• **OBJECTIVE**
Filter the records below for the word "structure". Copy each line that holds it.
>> begin EXERCISE INPUT
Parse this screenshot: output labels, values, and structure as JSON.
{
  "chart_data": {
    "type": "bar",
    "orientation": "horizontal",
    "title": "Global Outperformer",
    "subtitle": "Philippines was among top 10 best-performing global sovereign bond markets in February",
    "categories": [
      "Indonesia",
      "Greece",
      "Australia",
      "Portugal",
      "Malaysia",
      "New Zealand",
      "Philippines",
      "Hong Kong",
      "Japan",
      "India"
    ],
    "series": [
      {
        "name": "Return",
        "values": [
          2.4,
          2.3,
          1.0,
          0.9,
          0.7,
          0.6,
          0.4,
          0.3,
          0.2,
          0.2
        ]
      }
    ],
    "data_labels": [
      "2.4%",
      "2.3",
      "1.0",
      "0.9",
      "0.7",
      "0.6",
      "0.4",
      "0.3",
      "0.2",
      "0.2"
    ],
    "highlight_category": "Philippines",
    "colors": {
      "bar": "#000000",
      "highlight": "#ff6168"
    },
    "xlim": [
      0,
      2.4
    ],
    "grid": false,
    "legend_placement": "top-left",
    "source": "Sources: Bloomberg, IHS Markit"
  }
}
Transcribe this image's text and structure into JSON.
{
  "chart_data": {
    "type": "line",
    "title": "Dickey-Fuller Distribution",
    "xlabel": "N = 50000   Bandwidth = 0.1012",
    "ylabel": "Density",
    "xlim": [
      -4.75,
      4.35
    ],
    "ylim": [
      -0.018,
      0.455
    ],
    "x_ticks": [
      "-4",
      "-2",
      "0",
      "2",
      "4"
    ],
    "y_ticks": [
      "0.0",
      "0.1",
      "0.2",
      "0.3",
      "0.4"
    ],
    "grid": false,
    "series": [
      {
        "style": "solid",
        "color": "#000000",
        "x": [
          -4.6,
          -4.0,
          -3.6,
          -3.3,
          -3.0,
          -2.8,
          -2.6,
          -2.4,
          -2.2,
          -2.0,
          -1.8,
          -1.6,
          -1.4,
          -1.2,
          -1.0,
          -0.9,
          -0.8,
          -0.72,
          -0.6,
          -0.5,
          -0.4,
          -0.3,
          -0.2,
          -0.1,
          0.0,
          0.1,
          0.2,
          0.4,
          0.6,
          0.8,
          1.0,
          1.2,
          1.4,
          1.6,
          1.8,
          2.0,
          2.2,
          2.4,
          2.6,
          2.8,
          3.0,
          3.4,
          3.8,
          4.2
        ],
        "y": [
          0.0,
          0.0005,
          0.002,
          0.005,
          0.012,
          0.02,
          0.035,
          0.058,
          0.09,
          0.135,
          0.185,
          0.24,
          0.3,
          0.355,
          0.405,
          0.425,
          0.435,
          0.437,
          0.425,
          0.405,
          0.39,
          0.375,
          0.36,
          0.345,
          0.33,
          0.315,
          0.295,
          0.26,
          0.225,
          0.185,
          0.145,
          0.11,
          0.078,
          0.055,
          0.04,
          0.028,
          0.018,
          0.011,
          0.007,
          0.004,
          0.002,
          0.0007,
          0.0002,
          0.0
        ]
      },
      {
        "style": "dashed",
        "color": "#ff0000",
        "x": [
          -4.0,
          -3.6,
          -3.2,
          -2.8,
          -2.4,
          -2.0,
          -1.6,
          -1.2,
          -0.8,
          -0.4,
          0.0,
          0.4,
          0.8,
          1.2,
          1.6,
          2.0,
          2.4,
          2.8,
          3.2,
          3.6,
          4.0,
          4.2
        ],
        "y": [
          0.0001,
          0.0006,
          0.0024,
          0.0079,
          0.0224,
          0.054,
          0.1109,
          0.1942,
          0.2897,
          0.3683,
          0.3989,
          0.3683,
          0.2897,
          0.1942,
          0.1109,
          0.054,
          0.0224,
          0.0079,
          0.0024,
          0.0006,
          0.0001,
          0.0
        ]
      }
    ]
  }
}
>> end EXERCISE INPUT
• **ANSWER FOR THE TASK**
Parse this screenshot: output labels, values, and structure as JSON.
Transcribe this image's text and structure into JSON.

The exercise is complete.